**Task goal**
Transcribe the listing exactly, leaving out every picture.
>> begin
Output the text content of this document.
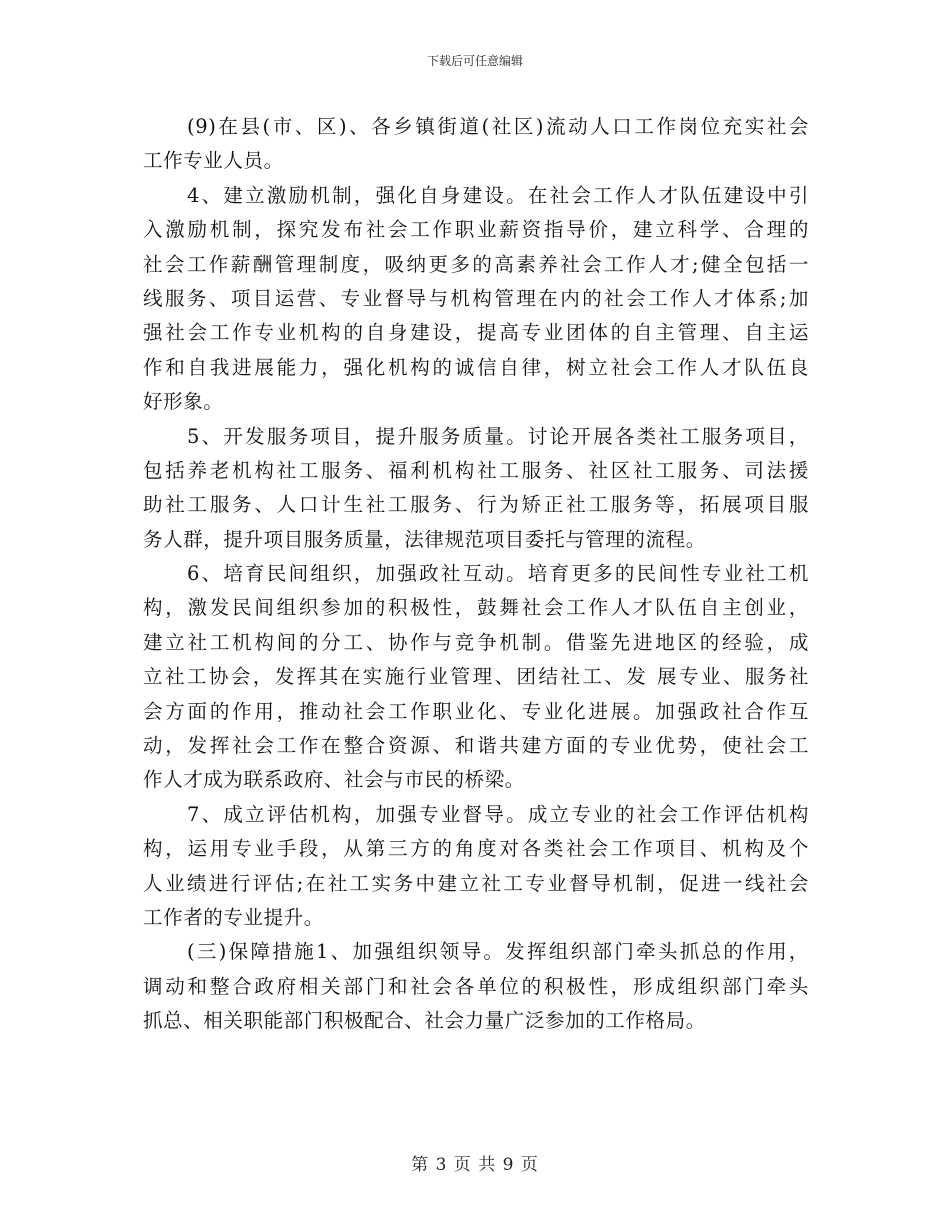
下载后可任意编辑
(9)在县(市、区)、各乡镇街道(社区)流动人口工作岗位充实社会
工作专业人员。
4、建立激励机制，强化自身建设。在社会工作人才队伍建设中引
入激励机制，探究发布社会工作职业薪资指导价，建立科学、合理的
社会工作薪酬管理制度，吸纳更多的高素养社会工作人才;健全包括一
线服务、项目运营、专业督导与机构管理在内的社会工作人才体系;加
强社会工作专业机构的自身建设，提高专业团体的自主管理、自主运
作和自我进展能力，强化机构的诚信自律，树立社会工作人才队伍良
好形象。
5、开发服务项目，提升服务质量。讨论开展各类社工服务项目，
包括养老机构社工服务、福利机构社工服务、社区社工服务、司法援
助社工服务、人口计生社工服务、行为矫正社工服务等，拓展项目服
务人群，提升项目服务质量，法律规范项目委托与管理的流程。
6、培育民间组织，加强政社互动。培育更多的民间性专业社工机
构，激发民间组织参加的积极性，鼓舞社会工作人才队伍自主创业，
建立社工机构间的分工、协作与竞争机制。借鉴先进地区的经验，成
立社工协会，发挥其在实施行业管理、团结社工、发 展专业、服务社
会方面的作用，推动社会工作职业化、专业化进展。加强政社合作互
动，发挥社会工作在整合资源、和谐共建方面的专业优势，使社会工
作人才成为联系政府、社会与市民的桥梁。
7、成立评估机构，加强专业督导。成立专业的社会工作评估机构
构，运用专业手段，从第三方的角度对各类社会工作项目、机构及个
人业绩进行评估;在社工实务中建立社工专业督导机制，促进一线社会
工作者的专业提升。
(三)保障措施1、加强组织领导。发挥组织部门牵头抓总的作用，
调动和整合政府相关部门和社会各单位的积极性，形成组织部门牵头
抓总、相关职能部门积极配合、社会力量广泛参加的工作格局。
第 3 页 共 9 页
>> end
**Exercise output**
Output the text content of this document.
下载后可任意编辑
(9)在县(市、区)、各乡镇街道(社区)流动人口工作岗位充实社会
工作专业人员。
4、建立激励机制，强化自身建设。在社会工作人才队伍建设中引
入激励机制，探究发布社会工作职业薪资指导价，建立科学、合理的
社会工作薪酬管理制度，吸纳更多的高素养社会工作人才;健全包括一
线服务、项目运营、专业督导与机构管理在内的社会工作人才体系;加
强社会工作专业机构的自身建设，提高专业团体的自主管理、自主运
作和自我进展能力，强化机构的诚信自律，树立社会工作人才队伍良
好形象。
5、开发服务项目，提升服务质量。讨论开展各类社工服务项目，
包括养老机构社工服务、福利机构社工服务、社区社工服务、司法援
助社工服务、人口计生社工服务、行为矫正社工服务等，拓展项目服
务人群，提升项目服务质量，法律规范项目委托与管理的流程。
6、培育民间组织，加强政社互动。培育更多的民间性专业社工机
构，激发民间组织参加的积极性，鼓舞社会工作人才队伍自主创业，
建立社工机构间的分工、协作与竞争机制。借鉴先进地区的经验，成
立社工协会，发挥其在实施行业管理、团结社工、发 展专业、服务社
会方面的作用，推动社会工作职业化、专业化进展。加强政社合作互
动，发挥社会工作在整合资源、和谐共建方面的专业优势，使社会工
作人才成为联系政府、社会与市民的桥梁。
7、成立评估机构，加强专业督导。成立专业的社会工作评估机构
构，运用专业手段，从第三方的角度对各类社会工作项目、机构及个
人业绩进行评估;在社工实务中建立社工专业督导机制，促进一线社会
工作者的专业提升。
(三)保障措施1、加强组织领导。发挥组织部门牵头抓总的作用，
调动和整合政府相关部门和社会各单位的积极性，形成组织部门牵头
抓总、相关职能部门积极配合、社会力量广泛参加的工作格局。
第 3 页 共 9 页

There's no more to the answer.